▸ **Goal of the exercise**: Every line with the word "into" in it should be extracted from the data that follows.

(Stored records)
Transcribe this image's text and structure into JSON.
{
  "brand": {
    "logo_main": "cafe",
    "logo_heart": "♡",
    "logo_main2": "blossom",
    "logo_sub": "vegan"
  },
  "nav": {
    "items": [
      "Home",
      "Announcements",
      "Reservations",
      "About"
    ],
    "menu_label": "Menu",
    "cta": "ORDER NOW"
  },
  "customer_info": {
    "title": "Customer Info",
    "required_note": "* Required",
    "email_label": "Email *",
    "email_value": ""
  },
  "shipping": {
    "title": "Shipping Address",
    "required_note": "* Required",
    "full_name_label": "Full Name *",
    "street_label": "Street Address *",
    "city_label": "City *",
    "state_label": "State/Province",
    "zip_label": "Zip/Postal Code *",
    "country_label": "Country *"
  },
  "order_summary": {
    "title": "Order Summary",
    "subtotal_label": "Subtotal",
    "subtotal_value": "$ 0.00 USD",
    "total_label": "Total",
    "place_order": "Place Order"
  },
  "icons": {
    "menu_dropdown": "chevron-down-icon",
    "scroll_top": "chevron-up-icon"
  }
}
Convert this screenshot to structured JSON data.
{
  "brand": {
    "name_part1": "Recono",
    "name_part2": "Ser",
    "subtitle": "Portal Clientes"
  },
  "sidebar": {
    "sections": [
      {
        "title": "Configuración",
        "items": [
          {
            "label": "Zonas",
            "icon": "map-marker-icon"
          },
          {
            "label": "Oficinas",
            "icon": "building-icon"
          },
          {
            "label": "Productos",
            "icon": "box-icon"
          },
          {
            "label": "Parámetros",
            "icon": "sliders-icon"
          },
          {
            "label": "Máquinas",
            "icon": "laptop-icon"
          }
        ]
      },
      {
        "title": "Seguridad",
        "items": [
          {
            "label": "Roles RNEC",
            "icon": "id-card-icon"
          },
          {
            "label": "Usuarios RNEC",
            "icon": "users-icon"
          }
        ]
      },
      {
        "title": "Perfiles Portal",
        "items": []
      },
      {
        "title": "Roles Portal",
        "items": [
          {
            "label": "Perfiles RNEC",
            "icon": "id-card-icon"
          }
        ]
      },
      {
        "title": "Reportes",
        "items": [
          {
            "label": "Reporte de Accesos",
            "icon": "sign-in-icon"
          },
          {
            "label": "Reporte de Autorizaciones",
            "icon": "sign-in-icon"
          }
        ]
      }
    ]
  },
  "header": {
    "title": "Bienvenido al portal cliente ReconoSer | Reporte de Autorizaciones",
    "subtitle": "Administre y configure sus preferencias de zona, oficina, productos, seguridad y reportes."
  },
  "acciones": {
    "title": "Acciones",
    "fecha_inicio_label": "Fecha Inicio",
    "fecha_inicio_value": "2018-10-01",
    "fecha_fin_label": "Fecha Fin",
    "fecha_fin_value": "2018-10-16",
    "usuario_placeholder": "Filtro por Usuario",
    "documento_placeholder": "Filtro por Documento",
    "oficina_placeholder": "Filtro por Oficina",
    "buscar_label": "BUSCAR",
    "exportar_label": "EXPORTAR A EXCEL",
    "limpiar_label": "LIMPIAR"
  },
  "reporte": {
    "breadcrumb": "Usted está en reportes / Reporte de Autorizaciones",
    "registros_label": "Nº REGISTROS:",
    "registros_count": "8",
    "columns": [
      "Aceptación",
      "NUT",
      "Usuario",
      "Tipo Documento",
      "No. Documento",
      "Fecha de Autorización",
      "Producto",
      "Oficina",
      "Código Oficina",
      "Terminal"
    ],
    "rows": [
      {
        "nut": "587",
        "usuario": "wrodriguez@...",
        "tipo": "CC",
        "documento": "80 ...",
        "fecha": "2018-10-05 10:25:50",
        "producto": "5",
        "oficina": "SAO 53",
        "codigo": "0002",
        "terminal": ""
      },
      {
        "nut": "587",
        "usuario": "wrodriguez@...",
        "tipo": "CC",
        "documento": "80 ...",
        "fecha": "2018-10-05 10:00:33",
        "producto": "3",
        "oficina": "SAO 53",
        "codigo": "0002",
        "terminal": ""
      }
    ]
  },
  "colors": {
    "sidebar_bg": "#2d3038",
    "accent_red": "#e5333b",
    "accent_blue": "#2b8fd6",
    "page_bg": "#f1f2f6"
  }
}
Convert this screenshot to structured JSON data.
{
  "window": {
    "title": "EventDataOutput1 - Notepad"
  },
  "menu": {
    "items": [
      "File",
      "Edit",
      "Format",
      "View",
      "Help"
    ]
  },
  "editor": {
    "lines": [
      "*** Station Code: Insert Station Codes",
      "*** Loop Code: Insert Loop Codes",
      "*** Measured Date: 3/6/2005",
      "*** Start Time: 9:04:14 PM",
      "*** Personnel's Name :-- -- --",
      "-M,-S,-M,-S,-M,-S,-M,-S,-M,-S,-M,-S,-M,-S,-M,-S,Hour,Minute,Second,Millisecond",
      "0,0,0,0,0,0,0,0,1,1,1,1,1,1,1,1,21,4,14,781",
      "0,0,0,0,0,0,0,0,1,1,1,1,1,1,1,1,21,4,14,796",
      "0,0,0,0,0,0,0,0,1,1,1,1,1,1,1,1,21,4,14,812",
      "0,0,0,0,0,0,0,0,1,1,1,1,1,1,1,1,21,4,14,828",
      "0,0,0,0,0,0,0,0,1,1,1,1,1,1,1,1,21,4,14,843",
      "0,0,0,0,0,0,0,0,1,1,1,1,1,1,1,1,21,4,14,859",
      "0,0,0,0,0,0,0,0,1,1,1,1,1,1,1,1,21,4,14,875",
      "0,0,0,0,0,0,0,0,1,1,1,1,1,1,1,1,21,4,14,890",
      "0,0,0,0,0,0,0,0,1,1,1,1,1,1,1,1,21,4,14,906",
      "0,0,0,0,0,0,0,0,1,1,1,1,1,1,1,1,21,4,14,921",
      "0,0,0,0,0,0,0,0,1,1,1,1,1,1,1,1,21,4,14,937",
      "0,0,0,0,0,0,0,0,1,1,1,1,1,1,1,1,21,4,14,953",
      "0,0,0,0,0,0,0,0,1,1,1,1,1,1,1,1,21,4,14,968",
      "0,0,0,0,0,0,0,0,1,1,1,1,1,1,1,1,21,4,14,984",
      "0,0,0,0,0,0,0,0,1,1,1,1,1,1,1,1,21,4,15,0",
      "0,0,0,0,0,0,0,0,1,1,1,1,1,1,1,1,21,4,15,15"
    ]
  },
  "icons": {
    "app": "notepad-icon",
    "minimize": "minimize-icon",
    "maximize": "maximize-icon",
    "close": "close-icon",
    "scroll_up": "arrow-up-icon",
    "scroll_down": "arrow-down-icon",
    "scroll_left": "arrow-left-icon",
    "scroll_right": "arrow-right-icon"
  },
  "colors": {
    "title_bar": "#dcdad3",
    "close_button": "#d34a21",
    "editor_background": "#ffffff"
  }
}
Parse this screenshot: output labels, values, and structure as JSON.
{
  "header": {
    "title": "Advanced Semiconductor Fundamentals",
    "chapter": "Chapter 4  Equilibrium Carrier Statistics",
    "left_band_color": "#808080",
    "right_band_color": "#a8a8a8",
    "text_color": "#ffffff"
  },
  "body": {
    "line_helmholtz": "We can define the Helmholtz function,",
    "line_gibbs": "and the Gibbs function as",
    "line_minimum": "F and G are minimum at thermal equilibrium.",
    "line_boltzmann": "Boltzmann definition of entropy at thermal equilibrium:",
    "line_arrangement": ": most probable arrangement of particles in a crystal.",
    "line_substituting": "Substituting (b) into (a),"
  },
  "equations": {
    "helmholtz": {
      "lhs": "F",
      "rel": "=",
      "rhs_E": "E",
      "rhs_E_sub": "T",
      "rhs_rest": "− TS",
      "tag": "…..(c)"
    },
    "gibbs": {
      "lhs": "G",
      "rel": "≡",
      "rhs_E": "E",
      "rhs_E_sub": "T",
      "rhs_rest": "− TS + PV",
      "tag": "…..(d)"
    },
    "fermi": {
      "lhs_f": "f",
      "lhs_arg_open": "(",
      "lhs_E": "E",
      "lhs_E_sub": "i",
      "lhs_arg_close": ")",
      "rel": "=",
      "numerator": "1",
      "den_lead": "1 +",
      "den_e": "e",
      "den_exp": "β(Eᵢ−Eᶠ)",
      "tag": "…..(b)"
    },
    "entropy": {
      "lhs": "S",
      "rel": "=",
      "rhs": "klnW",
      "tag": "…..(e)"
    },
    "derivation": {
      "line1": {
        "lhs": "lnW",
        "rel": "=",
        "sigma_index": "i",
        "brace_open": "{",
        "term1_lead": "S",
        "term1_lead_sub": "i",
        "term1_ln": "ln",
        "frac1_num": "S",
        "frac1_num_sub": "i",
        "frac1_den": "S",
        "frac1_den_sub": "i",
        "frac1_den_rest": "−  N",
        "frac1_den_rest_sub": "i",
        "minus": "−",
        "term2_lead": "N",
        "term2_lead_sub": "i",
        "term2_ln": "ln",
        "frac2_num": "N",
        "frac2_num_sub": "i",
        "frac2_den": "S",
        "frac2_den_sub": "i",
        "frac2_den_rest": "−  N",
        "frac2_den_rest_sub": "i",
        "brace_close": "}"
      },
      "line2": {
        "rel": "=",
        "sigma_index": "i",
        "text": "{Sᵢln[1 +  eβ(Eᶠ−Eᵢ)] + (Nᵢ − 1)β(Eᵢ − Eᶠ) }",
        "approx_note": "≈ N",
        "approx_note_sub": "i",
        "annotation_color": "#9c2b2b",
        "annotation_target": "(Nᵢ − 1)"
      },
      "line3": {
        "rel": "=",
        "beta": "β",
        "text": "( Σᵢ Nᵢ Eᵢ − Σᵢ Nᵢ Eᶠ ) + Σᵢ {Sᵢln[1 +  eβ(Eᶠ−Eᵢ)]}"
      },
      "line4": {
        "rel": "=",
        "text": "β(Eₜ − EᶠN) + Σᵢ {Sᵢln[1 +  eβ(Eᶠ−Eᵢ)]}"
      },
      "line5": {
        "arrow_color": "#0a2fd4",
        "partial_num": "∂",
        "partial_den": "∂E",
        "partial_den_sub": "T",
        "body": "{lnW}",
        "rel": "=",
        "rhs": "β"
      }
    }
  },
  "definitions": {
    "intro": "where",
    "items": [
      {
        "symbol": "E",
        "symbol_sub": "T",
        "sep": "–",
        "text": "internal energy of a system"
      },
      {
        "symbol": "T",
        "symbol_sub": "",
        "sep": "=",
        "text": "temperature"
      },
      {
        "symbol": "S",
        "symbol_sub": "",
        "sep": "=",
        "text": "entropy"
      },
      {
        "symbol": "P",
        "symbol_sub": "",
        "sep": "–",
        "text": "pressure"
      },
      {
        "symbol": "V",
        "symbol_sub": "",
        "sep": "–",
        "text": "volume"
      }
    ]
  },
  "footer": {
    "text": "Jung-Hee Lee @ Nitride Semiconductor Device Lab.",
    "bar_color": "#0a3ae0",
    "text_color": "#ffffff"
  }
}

▸ **Written answer**:
Transcribe this image's text and structure into JSON.
    "line_substituting": "Substituting (b) into (a),"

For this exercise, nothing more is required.